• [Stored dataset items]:
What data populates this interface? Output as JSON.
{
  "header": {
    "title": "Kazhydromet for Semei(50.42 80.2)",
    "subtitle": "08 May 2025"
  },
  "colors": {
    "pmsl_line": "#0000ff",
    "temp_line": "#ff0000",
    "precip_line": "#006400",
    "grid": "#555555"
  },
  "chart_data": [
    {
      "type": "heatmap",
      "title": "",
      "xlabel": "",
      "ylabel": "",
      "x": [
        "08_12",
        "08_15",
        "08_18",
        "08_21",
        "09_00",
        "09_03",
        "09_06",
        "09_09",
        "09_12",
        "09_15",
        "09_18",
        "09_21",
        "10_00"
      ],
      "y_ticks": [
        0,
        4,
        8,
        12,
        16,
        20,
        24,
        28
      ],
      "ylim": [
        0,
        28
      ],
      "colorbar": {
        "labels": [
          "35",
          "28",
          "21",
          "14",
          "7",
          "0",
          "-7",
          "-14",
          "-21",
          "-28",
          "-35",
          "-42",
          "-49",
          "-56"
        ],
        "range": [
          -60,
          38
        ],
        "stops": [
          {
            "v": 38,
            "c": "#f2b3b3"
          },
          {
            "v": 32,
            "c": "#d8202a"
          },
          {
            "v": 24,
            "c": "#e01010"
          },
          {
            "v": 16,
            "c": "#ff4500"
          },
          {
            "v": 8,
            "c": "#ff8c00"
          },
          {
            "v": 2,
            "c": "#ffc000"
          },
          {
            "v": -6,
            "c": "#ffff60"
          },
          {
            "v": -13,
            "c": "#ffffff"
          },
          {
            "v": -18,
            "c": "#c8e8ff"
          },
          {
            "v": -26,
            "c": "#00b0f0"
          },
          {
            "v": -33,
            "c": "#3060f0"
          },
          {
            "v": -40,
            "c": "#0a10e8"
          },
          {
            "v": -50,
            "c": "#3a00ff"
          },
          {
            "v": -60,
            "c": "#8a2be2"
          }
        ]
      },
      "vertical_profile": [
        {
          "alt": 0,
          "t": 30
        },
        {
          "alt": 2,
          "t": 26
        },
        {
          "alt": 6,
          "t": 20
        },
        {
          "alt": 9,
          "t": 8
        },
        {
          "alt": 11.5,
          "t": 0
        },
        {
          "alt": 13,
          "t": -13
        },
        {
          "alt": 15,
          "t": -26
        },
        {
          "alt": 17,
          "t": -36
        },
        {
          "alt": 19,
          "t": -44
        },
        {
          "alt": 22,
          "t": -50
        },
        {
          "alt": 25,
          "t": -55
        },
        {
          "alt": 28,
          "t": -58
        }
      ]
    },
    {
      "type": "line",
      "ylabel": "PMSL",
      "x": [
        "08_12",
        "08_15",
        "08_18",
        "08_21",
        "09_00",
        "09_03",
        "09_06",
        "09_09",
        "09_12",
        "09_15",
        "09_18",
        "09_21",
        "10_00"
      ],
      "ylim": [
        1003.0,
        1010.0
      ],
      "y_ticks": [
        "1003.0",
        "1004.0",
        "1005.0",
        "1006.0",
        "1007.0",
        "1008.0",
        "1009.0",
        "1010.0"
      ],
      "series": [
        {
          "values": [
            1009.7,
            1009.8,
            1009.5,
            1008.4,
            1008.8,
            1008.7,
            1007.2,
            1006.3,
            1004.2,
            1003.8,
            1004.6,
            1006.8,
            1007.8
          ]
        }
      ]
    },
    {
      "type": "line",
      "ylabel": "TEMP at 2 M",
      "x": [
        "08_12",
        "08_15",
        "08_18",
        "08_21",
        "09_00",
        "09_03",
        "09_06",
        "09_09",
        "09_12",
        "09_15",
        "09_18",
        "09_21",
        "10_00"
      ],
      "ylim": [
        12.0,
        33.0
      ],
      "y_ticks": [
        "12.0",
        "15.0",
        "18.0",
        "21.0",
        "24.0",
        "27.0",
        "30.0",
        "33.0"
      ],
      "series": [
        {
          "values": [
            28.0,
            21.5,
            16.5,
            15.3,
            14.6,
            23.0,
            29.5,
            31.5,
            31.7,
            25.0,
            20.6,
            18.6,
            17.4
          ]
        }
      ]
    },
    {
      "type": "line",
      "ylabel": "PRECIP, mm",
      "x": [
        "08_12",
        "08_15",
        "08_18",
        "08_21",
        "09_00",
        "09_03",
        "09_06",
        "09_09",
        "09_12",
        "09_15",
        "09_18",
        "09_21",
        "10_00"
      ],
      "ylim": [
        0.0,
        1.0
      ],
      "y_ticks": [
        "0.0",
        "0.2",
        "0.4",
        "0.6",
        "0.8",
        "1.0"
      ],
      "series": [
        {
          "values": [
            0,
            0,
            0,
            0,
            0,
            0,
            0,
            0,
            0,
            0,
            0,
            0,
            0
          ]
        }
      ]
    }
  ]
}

• [Work to do]:
Select and copy every line from the records that includes the word "ylabel".

• [Full answer]:
      "ylabel": "",
      "ylabel": "PMSL",
      "ylabel": "TEMP at 2 M",
      "ylabel": "PRECIP, mm",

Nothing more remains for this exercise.